#### PROBLEM DESCRIPTION:
Within the records that follow, find every line containing the string "content". Copy those lines.

== == ==

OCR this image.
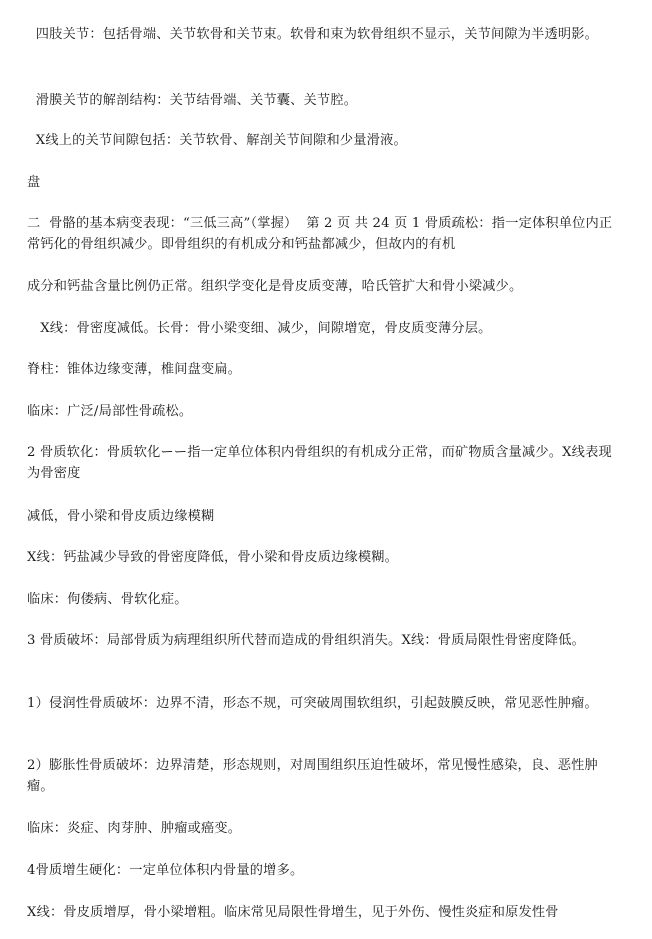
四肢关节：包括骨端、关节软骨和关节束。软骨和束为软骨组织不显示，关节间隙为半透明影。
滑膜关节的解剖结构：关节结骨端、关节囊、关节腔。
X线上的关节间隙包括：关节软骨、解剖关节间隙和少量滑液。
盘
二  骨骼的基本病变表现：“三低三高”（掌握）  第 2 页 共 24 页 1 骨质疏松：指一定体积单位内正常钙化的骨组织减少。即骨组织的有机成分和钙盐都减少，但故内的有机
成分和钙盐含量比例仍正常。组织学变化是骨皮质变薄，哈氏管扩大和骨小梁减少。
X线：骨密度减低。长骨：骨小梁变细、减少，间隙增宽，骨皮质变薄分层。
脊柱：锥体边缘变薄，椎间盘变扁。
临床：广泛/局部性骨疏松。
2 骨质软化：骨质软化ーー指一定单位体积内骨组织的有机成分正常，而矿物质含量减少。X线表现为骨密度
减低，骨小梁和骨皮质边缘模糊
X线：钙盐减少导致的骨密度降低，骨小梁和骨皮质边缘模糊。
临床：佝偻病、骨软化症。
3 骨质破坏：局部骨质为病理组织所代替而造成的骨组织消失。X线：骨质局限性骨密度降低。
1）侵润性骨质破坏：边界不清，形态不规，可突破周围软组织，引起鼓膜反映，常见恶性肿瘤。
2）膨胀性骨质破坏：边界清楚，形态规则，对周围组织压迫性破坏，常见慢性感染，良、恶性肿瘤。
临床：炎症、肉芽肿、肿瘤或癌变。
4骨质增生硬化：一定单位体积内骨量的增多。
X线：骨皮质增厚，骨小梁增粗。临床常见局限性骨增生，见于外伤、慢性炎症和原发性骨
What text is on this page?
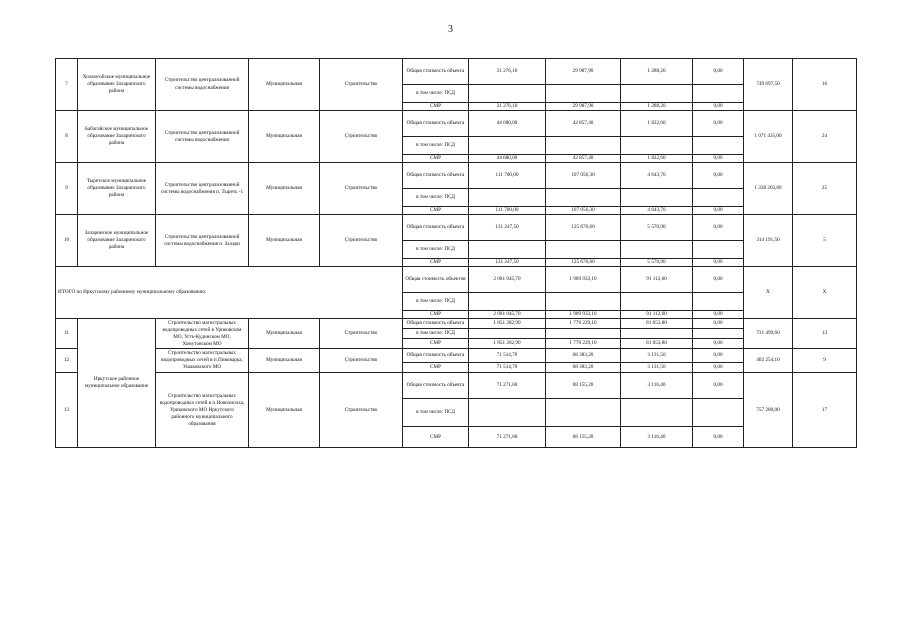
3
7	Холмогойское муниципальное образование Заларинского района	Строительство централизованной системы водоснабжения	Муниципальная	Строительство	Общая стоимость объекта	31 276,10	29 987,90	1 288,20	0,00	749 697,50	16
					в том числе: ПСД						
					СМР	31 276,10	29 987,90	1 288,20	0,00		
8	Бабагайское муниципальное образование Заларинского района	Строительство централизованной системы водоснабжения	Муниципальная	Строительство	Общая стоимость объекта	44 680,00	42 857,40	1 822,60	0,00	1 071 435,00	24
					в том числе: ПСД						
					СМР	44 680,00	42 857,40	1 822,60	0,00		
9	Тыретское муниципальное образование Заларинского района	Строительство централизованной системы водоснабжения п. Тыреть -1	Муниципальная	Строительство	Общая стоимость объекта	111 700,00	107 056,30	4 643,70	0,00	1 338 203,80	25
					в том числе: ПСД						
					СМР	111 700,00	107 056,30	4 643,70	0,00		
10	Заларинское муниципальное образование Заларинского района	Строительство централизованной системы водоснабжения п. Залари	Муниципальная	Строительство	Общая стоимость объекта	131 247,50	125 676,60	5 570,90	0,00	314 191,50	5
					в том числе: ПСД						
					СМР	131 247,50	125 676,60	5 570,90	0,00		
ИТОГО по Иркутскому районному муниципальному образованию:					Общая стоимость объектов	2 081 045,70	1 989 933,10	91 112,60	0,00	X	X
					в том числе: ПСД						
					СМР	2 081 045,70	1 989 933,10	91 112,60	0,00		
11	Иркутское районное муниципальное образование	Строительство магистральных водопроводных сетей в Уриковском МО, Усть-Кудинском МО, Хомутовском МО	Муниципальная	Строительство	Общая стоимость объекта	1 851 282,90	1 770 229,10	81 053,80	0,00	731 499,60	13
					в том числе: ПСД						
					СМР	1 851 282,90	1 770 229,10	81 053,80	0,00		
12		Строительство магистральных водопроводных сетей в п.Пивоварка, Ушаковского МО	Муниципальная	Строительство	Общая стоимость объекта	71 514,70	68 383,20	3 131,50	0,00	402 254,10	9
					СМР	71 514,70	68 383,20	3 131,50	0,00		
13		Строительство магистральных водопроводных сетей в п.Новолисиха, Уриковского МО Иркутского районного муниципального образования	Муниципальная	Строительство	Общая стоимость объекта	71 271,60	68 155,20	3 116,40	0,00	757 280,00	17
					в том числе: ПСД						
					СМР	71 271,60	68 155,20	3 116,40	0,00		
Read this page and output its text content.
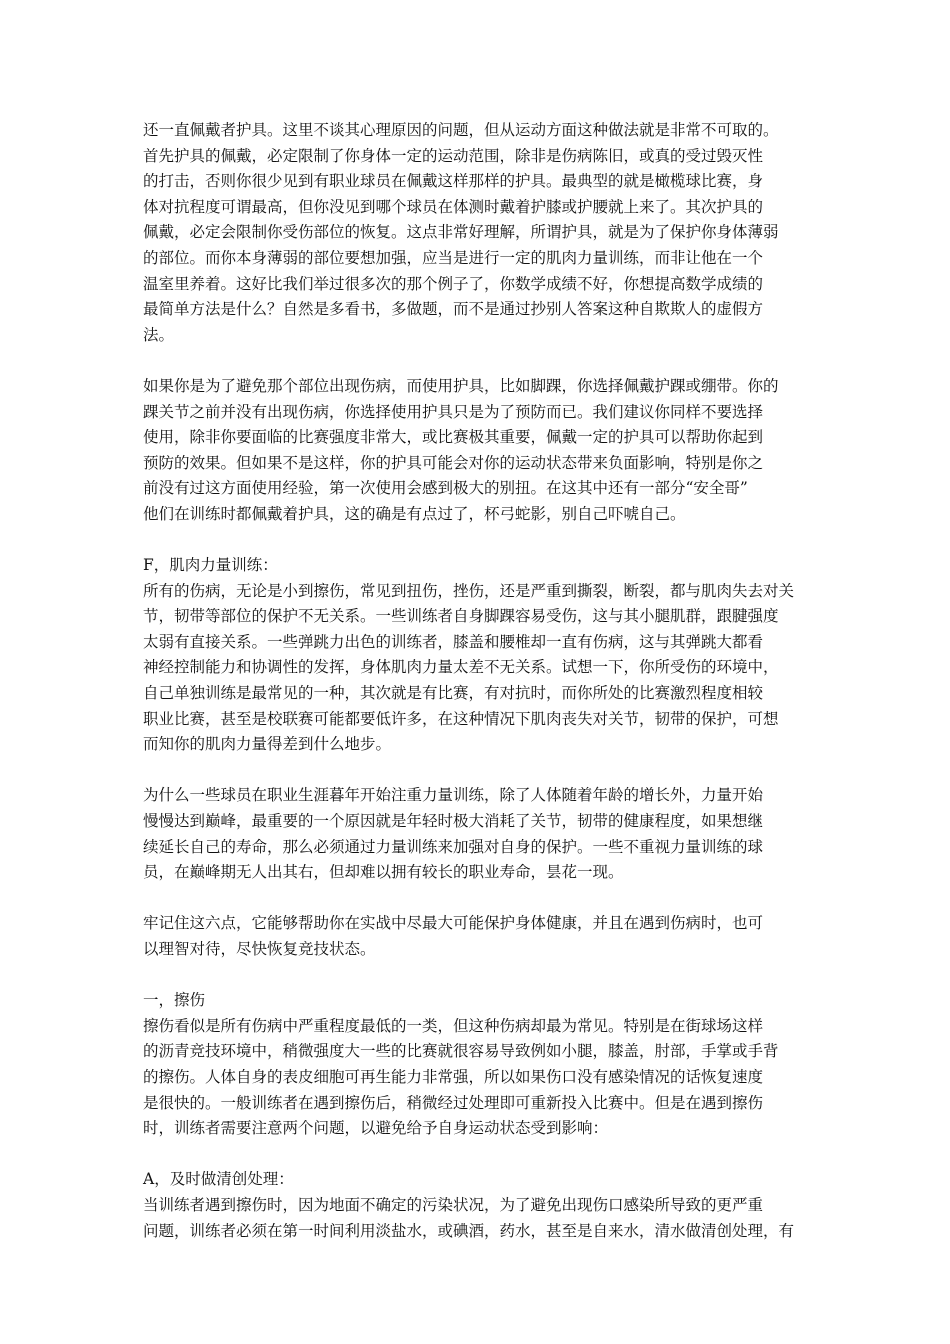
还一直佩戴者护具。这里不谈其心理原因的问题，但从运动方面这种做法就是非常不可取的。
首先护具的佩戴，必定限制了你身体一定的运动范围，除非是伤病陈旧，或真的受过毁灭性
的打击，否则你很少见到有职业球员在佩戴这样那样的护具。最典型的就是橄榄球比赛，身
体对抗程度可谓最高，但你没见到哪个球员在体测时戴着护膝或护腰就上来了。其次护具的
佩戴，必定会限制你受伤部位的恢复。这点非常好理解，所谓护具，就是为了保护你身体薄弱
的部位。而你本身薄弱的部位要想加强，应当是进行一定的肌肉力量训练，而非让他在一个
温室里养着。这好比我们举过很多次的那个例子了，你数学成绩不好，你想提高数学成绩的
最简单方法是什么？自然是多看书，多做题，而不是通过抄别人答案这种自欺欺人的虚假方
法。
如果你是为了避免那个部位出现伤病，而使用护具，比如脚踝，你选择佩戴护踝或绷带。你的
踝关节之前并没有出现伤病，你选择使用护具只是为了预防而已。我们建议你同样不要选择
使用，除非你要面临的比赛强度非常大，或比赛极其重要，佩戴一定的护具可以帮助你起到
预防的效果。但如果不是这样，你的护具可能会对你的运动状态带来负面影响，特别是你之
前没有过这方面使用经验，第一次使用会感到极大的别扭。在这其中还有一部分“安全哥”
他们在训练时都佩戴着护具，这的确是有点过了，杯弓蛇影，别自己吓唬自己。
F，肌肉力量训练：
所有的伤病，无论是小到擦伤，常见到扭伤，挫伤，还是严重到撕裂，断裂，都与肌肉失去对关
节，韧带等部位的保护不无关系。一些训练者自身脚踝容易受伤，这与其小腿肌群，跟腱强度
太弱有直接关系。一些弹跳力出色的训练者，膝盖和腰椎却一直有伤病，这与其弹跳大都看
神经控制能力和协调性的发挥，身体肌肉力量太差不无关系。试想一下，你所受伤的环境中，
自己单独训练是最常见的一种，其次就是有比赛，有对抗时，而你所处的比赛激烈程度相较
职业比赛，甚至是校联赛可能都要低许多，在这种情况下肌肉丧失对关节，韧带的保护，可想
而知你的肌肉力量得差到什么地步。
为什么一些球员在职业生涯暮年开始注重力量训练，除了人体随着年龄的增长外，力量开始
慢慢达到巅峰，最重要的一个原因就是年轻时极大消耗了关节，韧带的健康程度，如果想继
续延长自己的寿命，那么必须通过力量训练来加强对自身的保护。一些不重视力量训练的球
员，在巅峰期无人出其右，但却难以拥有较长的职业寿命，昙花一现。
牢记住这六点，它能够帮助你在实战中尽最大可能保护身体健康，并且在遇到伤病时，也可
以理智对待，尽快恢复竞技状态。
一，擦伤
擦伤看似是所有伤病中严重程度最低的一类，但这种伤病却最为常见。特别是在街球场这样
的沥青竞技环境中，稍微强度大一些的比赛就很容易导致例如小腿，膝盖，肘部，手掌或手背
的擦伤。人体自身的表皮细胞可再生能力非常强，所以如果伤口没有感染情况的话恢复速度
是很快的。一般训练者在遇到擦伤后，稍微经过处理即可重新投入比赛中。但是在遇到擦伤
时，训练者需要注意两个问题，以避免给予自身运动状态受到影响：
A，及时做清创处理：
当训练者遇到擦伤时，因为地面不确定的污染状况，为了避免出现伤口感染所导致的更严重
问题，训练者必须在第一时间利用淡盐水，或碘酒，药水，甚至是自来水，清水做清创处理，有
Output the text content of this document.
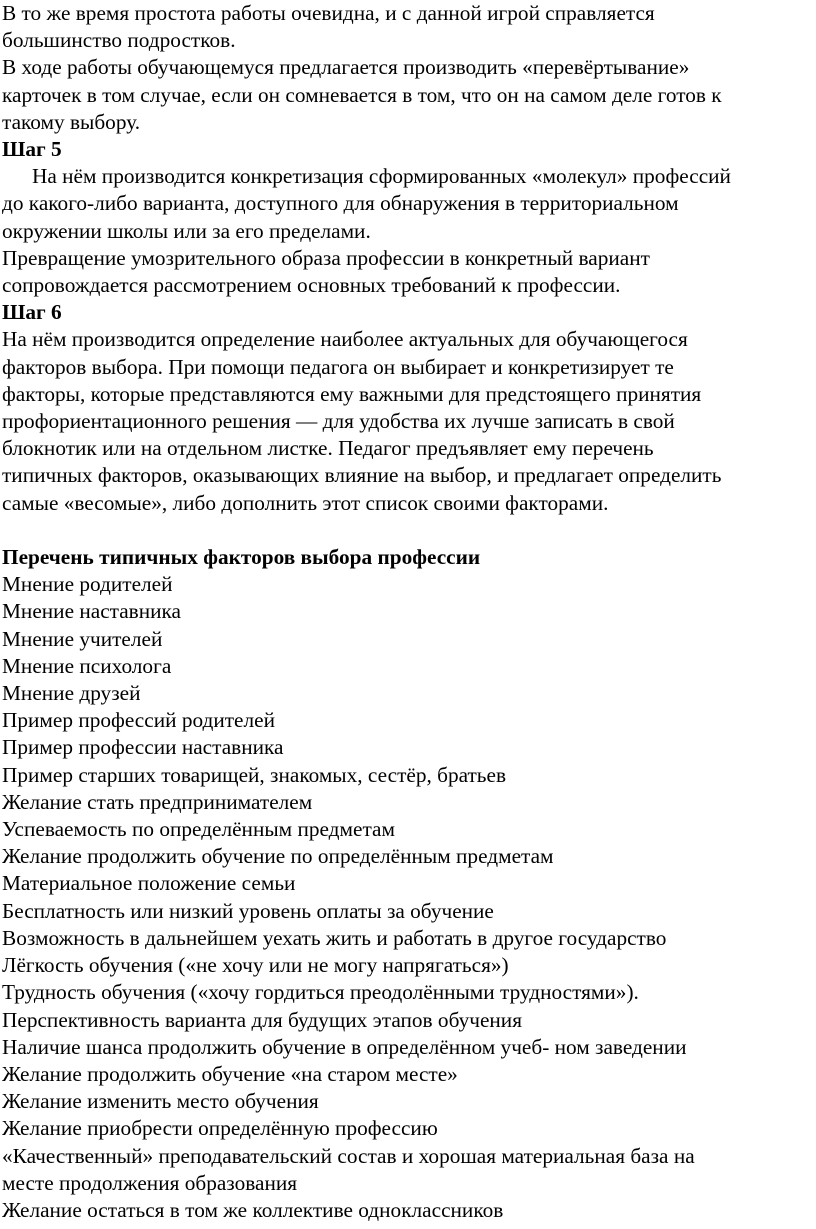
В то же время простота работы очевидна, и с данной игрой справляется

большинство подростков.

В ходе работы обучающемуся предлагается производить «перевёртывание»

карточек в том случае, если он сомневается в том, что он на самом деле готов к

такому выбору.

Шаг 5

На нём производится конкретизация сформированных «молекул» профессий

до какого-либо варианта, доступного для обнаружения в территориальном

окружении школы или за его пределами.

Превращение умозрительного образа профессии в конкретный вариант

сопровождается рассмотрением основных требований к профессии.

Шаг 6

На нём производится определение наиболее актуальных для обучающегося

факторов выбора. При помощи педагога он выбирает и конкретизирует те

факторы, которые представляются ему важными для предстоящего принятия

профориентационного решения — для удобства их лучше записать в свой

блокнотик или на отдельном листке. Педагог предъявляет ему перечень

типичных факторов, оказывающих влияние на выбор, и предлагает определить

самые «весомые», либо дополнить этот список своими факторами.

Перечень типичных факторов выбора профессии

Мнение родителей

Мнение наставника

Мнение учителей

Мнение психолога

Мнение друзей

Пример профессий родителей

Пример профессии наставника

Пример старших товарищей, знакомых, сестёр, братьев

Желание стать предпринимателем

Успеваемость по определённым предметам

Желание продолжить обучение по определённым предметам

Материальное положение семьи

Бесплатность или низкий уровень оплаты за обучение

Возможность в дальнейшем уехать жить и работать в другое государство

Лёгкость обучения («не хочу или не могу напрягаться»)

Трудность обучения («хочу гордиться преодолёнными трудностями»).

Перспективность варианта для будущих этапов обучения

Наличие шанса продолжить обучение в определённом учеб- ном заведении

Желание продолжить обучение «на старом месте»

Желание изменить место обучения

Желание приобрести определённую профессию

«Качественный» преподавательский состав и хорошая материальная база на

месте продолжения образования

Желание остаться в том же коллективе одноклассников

== == ==

#### ANSWER TO THIS TASK:
Read this page and output its text content.
Output the text content of this document.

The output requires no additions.